• [The request] Your task is to output the listing word for word, with pictures excluded.

• [Records supplied]

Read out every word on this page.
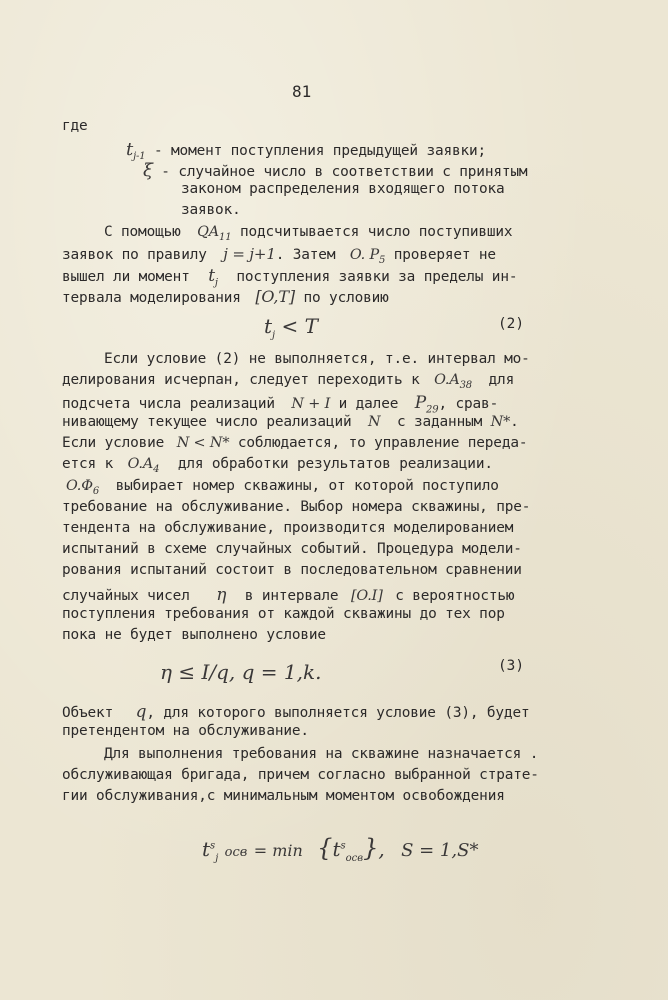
81
где
$t_{j-1}$ - момент поступления предыдущей заявки;
ξ - случайное число в соответствии с принятым
законом распределения входящего потока
заявок.
С помощью $QA_{11}$ подсчитывается число поступивших
заявок по правилу j = j+1. Затем O. $P_5$ проверяет не
вышел ли момент $t_j$ поступления заявки за пределы ин-
тервала моделирования [O,T] по условию
$t_j < T$	(2)
Если условие (2) не выполняется, т.е. интервал мо-
делирования исчерпан, следует переходить к $O.A_{38}$ для
подсчета числа реализаций N + I и далее $P_{29}$, срав-
нивающему текущее число реализаций N с заданным N*.
Если условие N < N* соблюдается, то управление переда-
ется к $O.A_4$ для обработки результатов реализации.
$O.\Phi_6$ выбирает номер скважины, от которой поступило
требование на обслуживание. Выбор номера скважины, пре-
тендента на обслуживание, производится моделированием
испытаний в схеме случайных событий. Процедура модели-
рования испытаний состоит в последовательном сравнении
случайных чисел η в интервале [O.I] с вероятностью
поступления требования от каждой скважины до тех пор
пока не будет выполнено условие
η ≤ I/q, q = 1,k.	(3)
Объект q, для которого выполняется условие (3), будет
претендентом на обслуживание.
Для выполнения требования на скважине назначается .
обслуживающая бригада, причем согласно выбранной страте-
гии обслуживания,с минимальным моментом освобождения
$t^s_j$ осв = $\min \{t^s_{осв}\}$, S = 1,S*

• [Problem solution]
Read out every word on this page.
81
где
$t_{j-1}$ - момент поступления предыдущей заявки;
ξ - случайное число в соответствии с принятым
законом распределения входящего потока
заявок.
С помощью $QA_{11}$ подсчитывается число поступивших
заявок по правилу j = j+1. Затем O. $P_5$ проверяет не
вышел ли момент $t_j$ поступления заявки за пределы ин-
тервала моделирования [O,T] по условию
$t_j < T$	(2)
Если условие (2) не выполняется, т.е. интервал мо-
делирования исчерпан, следует переходить к $O.A_{38}$ для
подсчета числа реализаций N + I и далее $P_{29}$, срав-
нивающему текущее число реализаций N с заданным N*.
Если условие N < N* соблюдается, то управление переда-
ется к $O.A_4$ для обработки результатов реализации.
$O.\Phi_6$ выбирает номер скважины, от которой поступило
требование на обслуживание. Выбор номера скважины, пре-
тендента на обслуживание, производится моделированием
испытаний в схеме случайных событий. Процедура модели-
рования испытаний состоит в последовательном сравнении
случайных чисел η в интервале [O.I] с вероятностью
поступления требования от каждой скважины до тех пор
пока не будет выполнено условие
η ≤ I/q, q = 1,k.	(3)
Объект q, для которого выполняется условие (3), будет
претендентом на обслуживание.
Для выполнения требования на скважине назначается .
обслуживающая бригада, причем согласно выбранной страте-
гии обслуживания,с минимальным моментом освобождения
$t^s_j$ осв = $\min \{t^s_{осв}\}$, S = 1,S*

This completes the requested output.